═════ RECORD EXCERPTS

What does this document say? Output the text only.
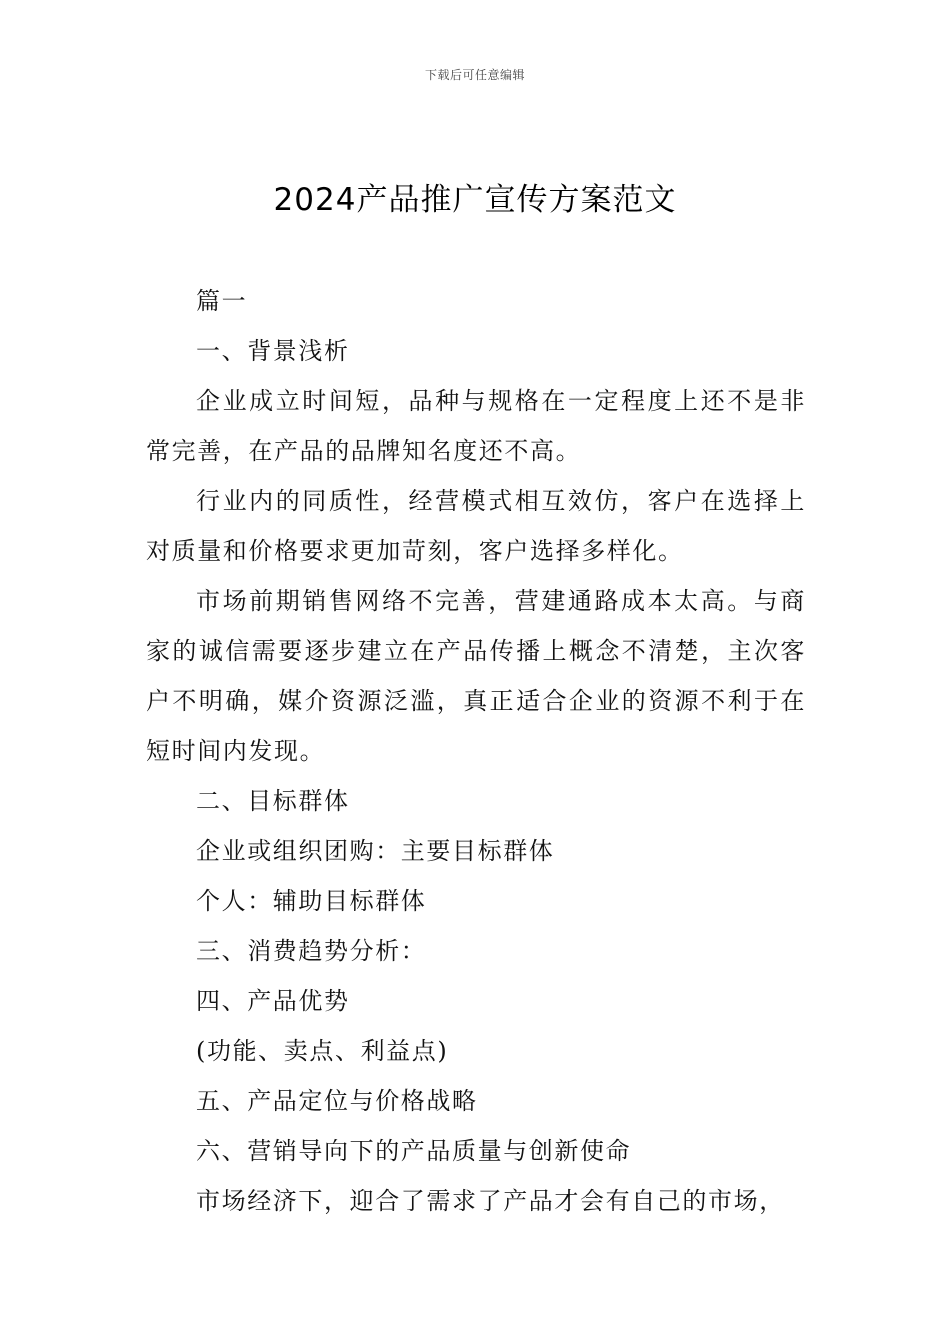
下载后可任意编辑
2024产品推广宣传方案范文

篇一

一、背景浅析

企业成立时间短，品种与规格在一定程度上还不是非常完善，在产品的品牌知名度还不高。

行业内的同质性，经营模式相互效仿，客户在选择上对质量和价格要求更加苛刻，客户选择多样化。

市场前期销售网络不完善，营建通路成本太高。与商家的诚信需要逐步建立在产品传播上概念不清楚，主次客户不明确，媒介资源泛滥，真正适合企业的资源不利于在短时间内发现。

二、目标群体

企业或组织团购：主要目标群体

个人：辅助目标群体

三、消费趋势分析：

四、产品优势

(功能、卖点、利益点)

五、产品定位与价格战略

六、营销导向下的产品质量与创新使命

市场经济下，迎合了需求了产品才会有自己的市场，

══════════

» **SET TASK**: Return the material exactly as given, apart from the pictures.

» **WRITTEN REPLY**:
What does this document say? Output the text only.
下载后可任意编辑
2024产品推广宣传方案范文

篇一

一、背景浅析

企业成立时间短，品种与规格在一定程度上还不是非常完善，在产品的品牌知名度还不高。

行业内的同质性，经营模式相互效仿，客户在选择上对质量和价格要求更加苛刻，客户选择多样化。

市场前期销售网络不完善，营建通路成本太高。与商家的诚信需要逐步建立在产品传播上概念不清楚，主次客户不明确，媒介资源泛滥，真正适合企业的资源不利于在短时间内发现。

二、目标群体

企业或组织团购：主要目标群体

个人：辅助目标群体

三、消费趋势分析：

四、产品优势

(功能、卖点、利益点)

五、产品定位与价格战略

六、营销导向下的产品质量与创新使命

市场经济下，迎合了需求了产品才会有自己的市场，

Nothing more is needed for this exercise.